Write out all of the lines below, exactly and completely.
═══ Exercise material
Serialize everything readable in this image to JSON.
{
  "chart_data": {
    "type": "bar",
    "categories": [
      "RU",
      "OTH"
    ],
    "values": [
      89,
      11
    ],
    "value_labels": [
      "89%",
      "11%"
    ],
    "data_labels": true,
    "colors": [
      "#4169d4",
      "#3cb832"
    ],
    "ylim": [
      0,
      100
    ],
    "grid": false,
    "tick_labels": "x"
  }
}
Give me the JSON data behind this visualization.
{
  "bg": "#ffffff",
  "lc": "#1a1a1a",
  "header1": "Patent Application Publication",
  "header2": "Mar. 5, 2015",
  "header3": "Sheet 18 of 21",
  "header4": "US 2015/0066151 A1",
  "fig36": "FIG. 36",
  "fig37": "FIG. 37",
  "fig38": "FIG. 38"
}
══════
Answer below:
Serialize everything readable in this image to JSON.
{
  "chart_data": {
    "type": "bar",
    "categories": [
      "RU",
      "OTH"
    ],
    "values": [
      89,
      11
    ],
    "value_labels": [
      "89%",
      "11%"
    ],
    "data_labels": true,
    "colors": [
      "#4169d4",
      "#3cb832"
    ],
    "ylim": [
      0,
      100
    ],
    "grid": false,
    "tick_labels": "x"
  }
}
Give me the JSON data behind this visualization.
{
  "bg": "#ffffff",
  "lc": "#1a1a1a",
  "header1": "Patent Application Publication",
  "header2": "Mar. 5, 2015",
  "header3": "Sheet 18 of 21",
  "header4": "US 2015/0066151 A1",
  "fig36": "FIG. 36",
  "fig37": "FIG. 37",
  "fig38": "FIG. 38"
}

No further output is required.